Data in this exercise:
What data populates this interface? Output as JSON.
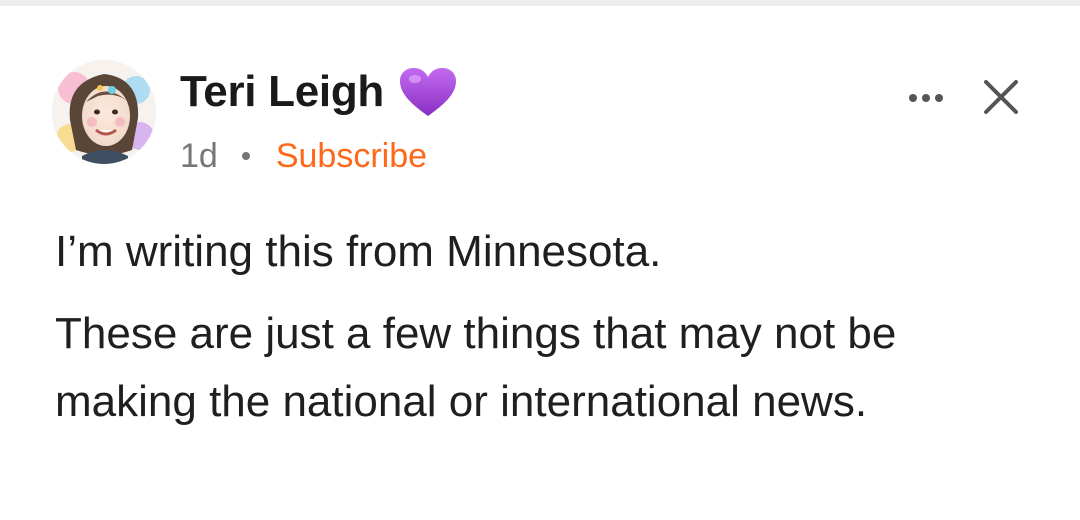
{
  "post": {
    "author": {
      "name": "Teri Leigh",
      "badge_icon": "purple-heart-icon",
      "avatar_icon": "author-avatar"
    },
    "meta": {
      "time": "1d",
      "subscribe_label": "Subscribe"
    },
    "actions": {
      "more_icon": "more-options-icon",
      "close_icon": "close-icon"
    },
    "paragraphs": [
      "I’m writing this from Minnesota.",
      "These are just a few things that may not be making the national or international news."
    ]
  },
  "colors": {
    "accent": "#ff6719",
    "heart": "#a33fd8",
    "muted": "#767676",
    "text": "#1f1f1f"
  }
}
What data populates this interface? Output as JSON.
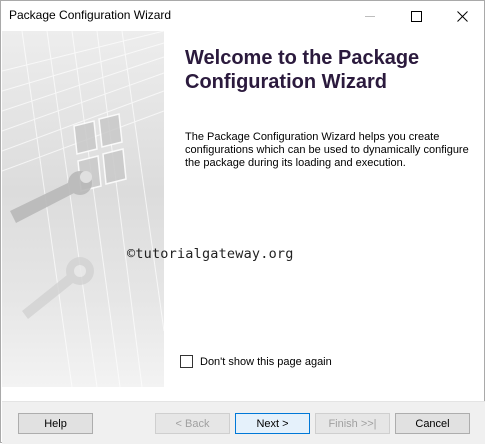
{
  "window": {
    "title": "Package Configuration Wizard"
  },
  "titlebar": {
    "minimize_icon": "minimize-icon",
    "maximize_icon": "maximize-icon",
    "close_icon": "close-icon"
  },
  "main": {
    "heading": "Welcome to the Package Configuration Wizard",
    "description": "The Package Configuration Wizard helps you create configurations which can be used to dynamically configure the package during its loading and execution.",
    "watermark": "©tutorialgateway.org",
    "dont_show_label": "Don't show this page again",
    "dont_show_checked": false
  },
  "footer": {
    "help_label": "Help",
    "back_label": "< Back",
    "next_label": "Next >",
    "finish_label": "Finish >>|",
    "cancel_label": "Cancel"
  }
}
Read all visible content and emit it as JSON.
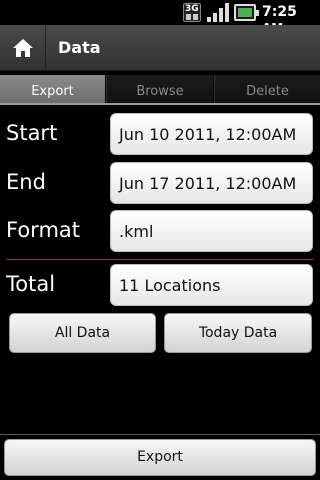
{
  "status_bar": {
    "network": "3G",
    "time": "7:25",
    "time_suffix": "AM"
  },
  "title_bar": {
    "title": "Data"
  },
  "tabs": [
    {
      "label": "Export",
      "active": true
    },
    {
      "label": "Browse",
      "active": false
    },
    {
      "label": "Delete",
      "active": false
    }
  ],
  "form": {
    "start_label": "Start",
    "start_value": "Jun 10 2011, 12:00AM",
    "end_label": "End",
    "end_value": "Jun 17 2011, 12:00AM",
    "format_label": "Format",
    "format_value": ".kml",
    "total_label": "Total",
    "total_value": "11 Locations"
  },
  "buttons": {
    "all_data": "All Data",
    "today_data": "Today Data",
    "export": "Export"
  },
  "colors": {
    "battery": "#4caf50",
    "divider": "#9a3b2c"
  }
}
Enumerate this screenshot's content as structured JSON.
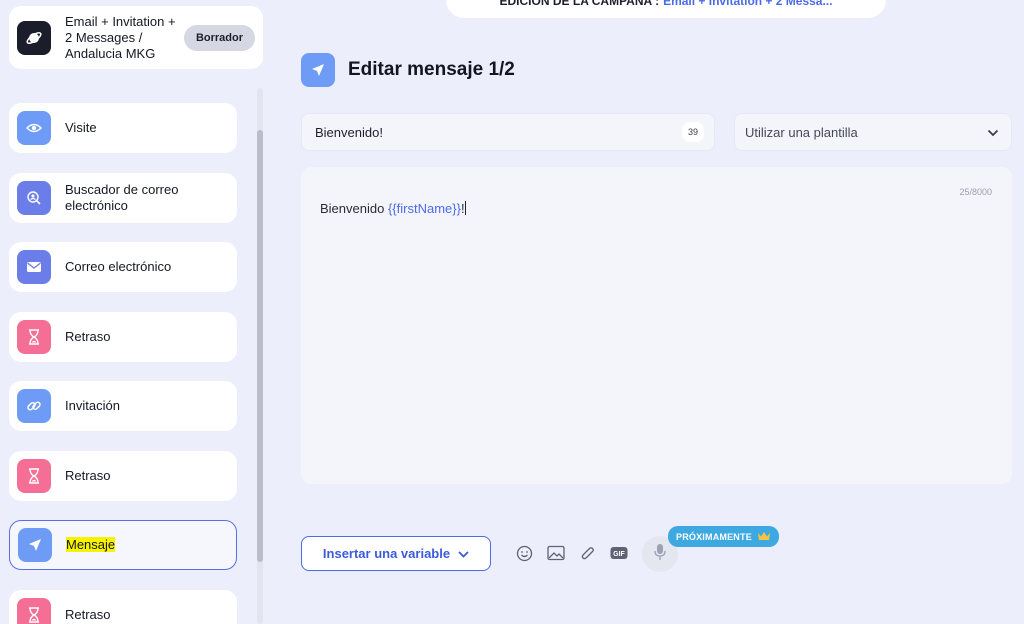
{
  "campaign": {
    "name": "Email + Invitation + 2 Messages / Andalucia MKG",
    "status": "Borrador"
  },
  "steps": [
    {
      "label": "Visite",
      "icon": "eye-icon",
      "color": "#6e9bf5"
    },
    {
      "label": "Buscador de correo electrónico",
      "icon": "email-finder-icon",
      "color": "#6b7de8"
    },
    {
      "label": "Correo electrónico",
      "icon": "envelope-icon",
      "color": "#6b7de8"
    },
    {
      "label": "Retraso",
      "icon": "hourglass-icon",
      "color": "#f46e96"
    },
    {
      "label": "Invitación",
      "icon": "link-icon",
      "color": "#6e9bf5"
    },
    {
      "label": "Retraso",
      "icon": "hourglass-icon",
      "color": "#f46e96"
    },
    {
      "label": "Mensaje",
      "icon": "send-icon",
      "color": "#6e9bf5",
      "active": true
    },
    {
      "label": "Retraso",
      "icon": "hourglass-icon",
      "color": "#f46e96"
    }
  ],
  "banner": {
    "label": "EDICIÓN DE LA CAMPAÑA :",
    "value": "Email + Invitation + 2 Messa..."
  },
  "editor": {
    "title": "Editar mensaje 1/2",
    "subject_value": "Bienvenido!",
    "subject_count": "39",
    "template_placeholder": "Utilizar una plantilla",
    "counter": "25/8000",
    "body_text": "Bienvenido ",
    "body_variable": "{{firstName}}",
    "body_suffix": "!"
  },
  "toolbar": {
    "insert_variable_label": "Insertar una variable",
    "gif_label": "GIF",
    "soon_label": "PRÓXIMAMENTE"
  },
  "colors": {
    "accent": "#4b6ae6",
    "background": "#eceefb",
    "highlight": "#f7f200"
  }
}
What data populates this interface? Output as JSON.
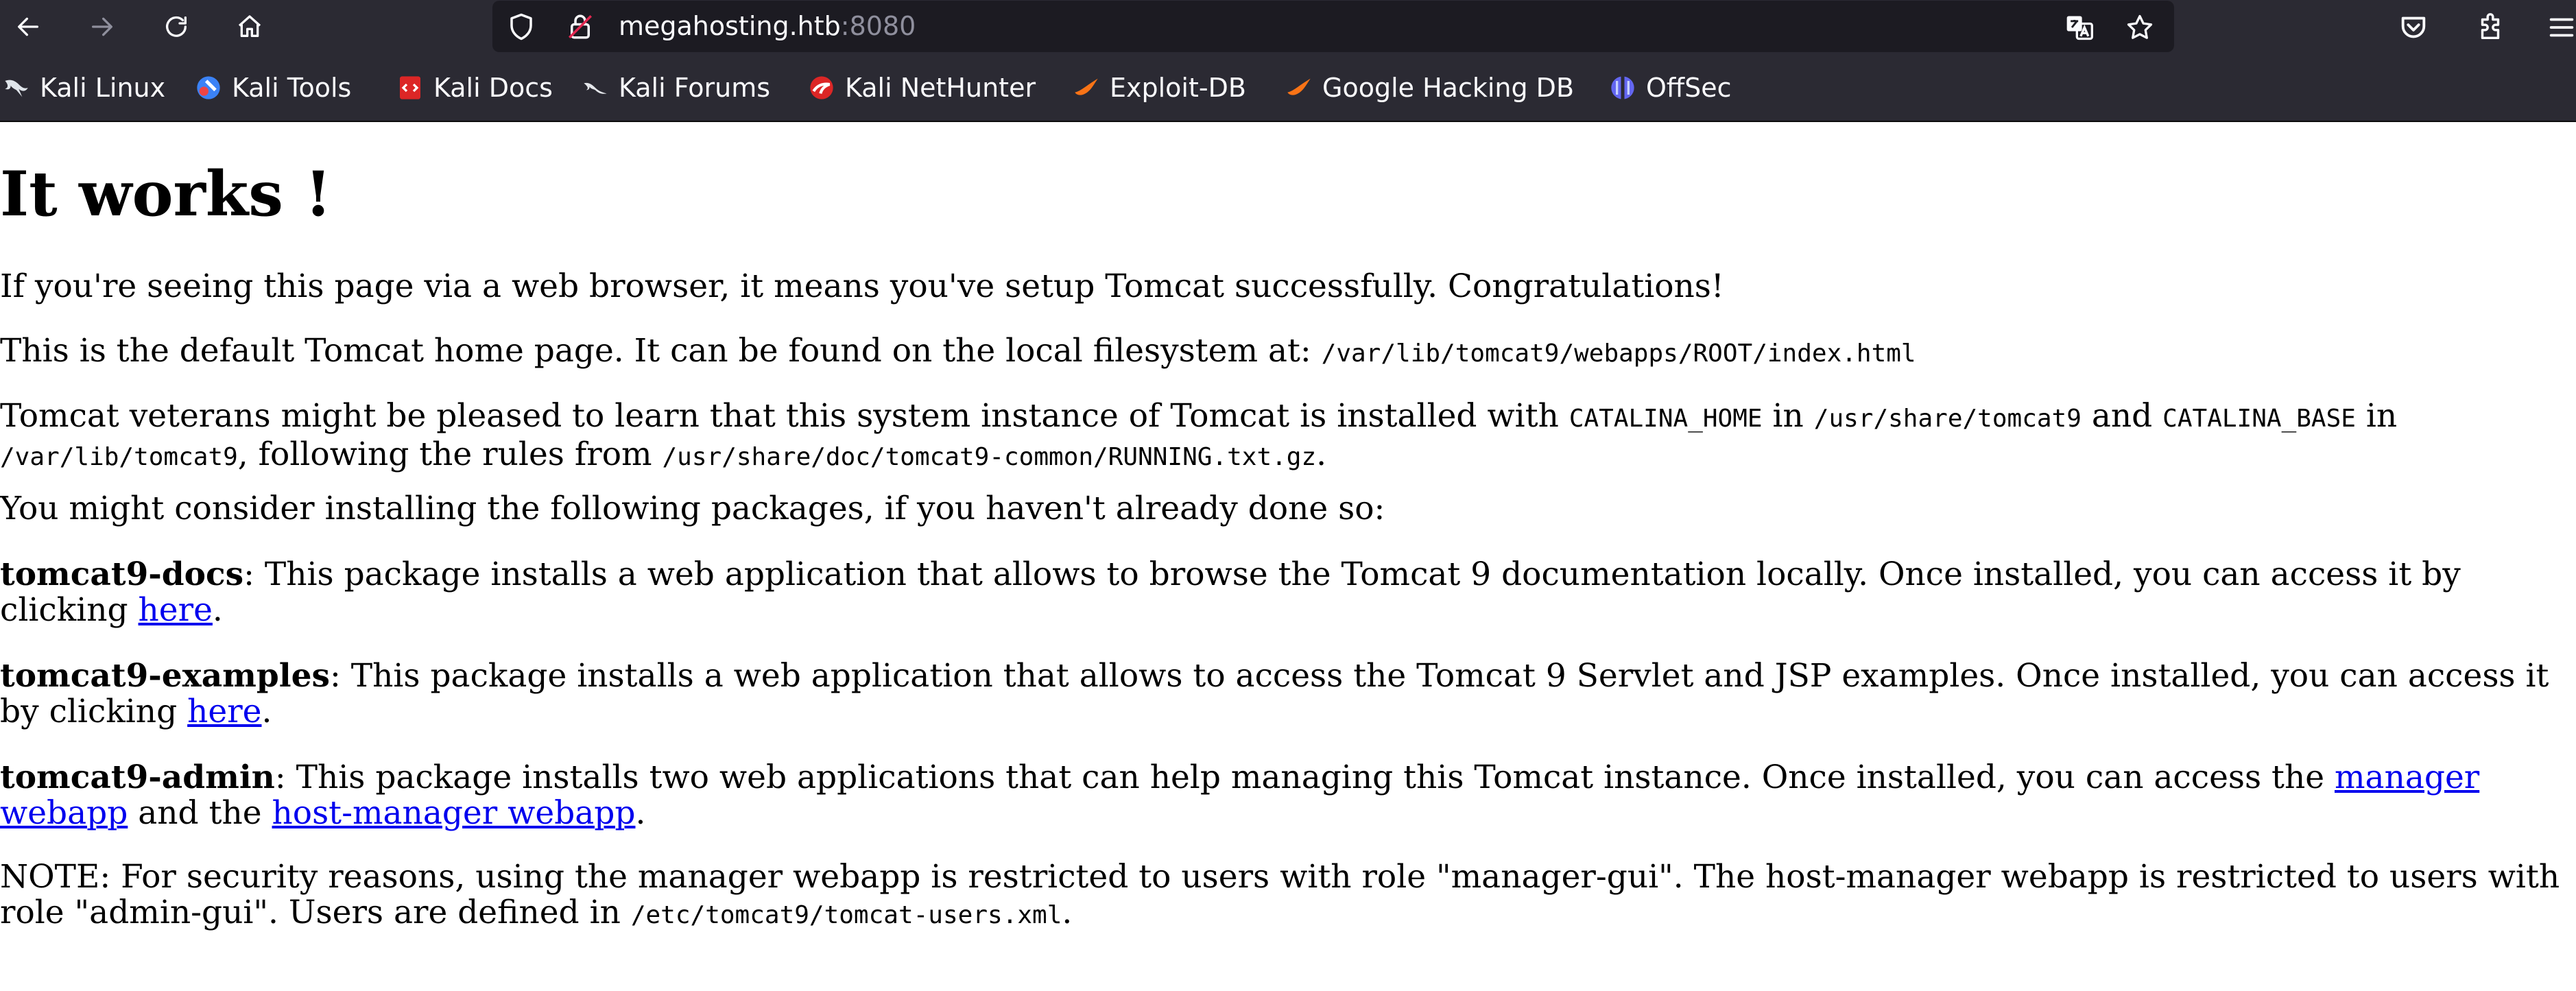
{
  "browser": {
    "url_host": "megahosting.htb",
    "url_port": ":8080",
    "bookmarks": [
      {
        "label": "Kali Linux",
        "icon": "kali-dragon-icon"
      },
      {
        "label": "Kali Tools",
        "icon": "kali-tools-icon"
      },
      {
        "label": "Kali Docs",
        "icon": "kali-docs-icon"
      },
      {
        "label": "Kali Forums",
        "icon": "kali-forums-icon"
      },
      {
        "label": "Kali NetHunter",
        "icon": "nethunter-icon"
      },
      {
        "label": "Exploit-DB",
        "icon": "exploit-db-icon"
      },
      {
        "label": "Google Hacking DB",
        "icon": "ghdb-icon"
      },
      {
        "label": "OffSec",
        "icon": "offsec-icon"
      }
    ]
  },
  "page": {
    "heading": "It works !",
    "p1": "If you're seeing this page via a web browser, it means you've setup Tomcat successfully. Congratulations!",
    "p2_text": "This is the default Tomcat home page. It can be found on the local filesystem at: ",
    "p2_code": "/var/lib/tomcat9/webapps/ROOT/index.html",
    "p3_a": "Tomcat veterans might be pleased to learn that this system instance of Tomcat is installed with ",
    "p3_code1": "CATALINA_HOME",
    "p3_b": " in ",
    "p3_code2": "/usr/share/tomcat9",
    "p3_c": " and ",
    "p3_code3": "CATALINA_BASE",
    "p3_d": " in ",
    "p3_code4": "/var/lib/tomcat9",
    "p3_e": ", following the rules from ",
    "p3_code5": "/usr/share/doc/tomcat9-common/RUNNING.txt.gz",
    "p3_f": ".",
    "p4": "You might consider installing the following packages, if you haven't already done so:",
    "docs_name": "tomcat9-docs",
    "docs_text": ": This package installs a web application that allows to browse the Tomcat 9 documentation locally. Once installed, you can access it by clicking ",
    "docs_link": "here",
    "examples_name": "tomcat9-examples",
    "examples_text": ": This package installs a web application that allows to access the Tomcat 9 Servlet and JSP examples. Once installed, you can access it by clicking ",
    "examples_link": "here",
    "admin_name": "tomcat9-admin",
    "admin_text": ": This package installs two web applications that can help managing this Tomcat instance. Once installed, you can access the ",
    "admin_link1": "manager webapp",
    "admin_mid": " and the ",
    "admin_link2": "host-manager webapp",
    "period": ".",
    "note_text": "NOTE: For security reasons, using the manager webapp is restricted to users with role \"manager-gui\". The host-manager webapp is restricted to users with role \"admin-gui\". Users are defined in ",
    "note_code": "/etc/tomcat9/tomcat-users.xml",
    "note_end": "."
  }
}
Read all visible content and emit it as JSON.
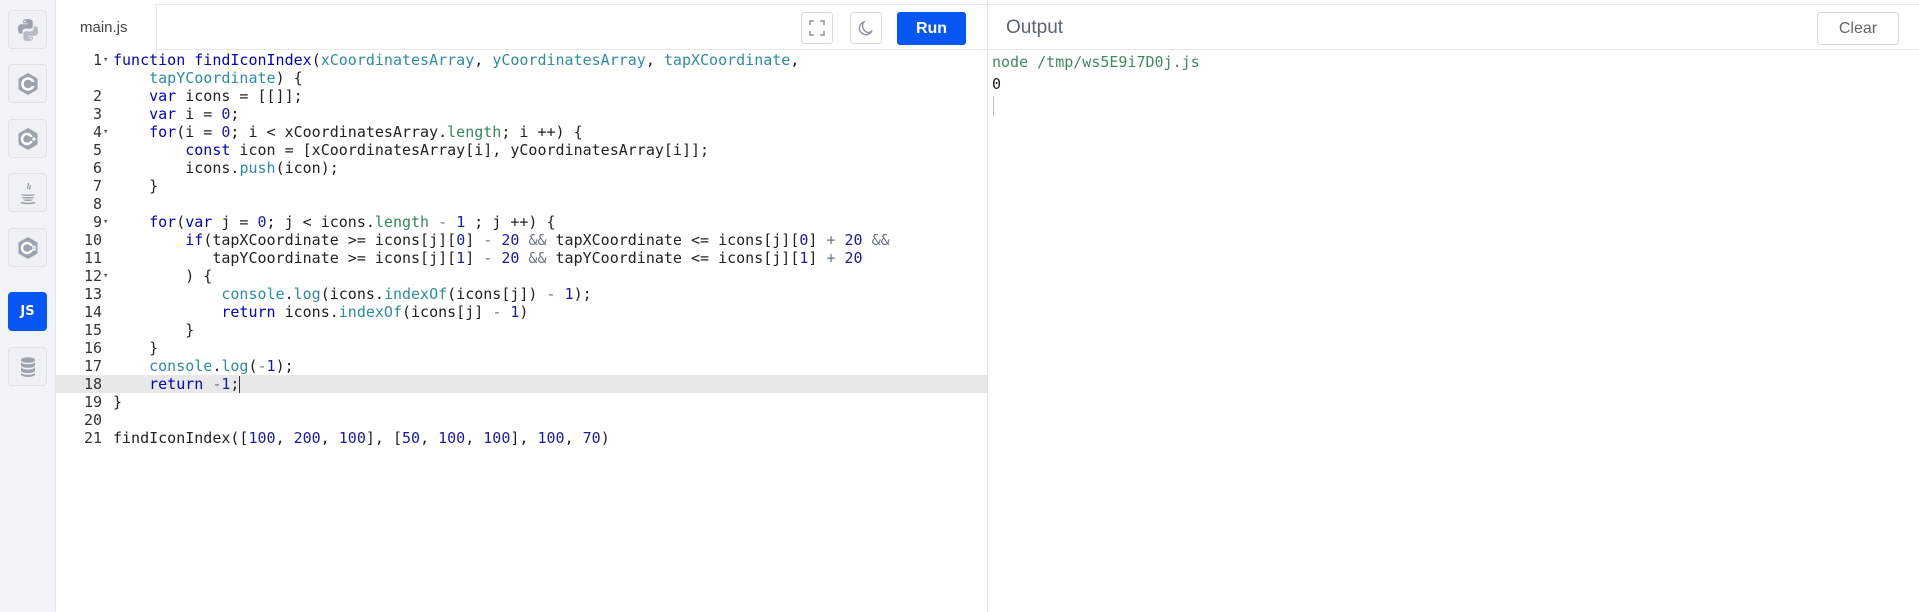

What you should do: Filter the data, keeping only the lines that contain "following".

Exercise response:
    "p3_e": ", following the rules from ",
    "p4": "You might consider installing the following packages, if you haven't already done so:",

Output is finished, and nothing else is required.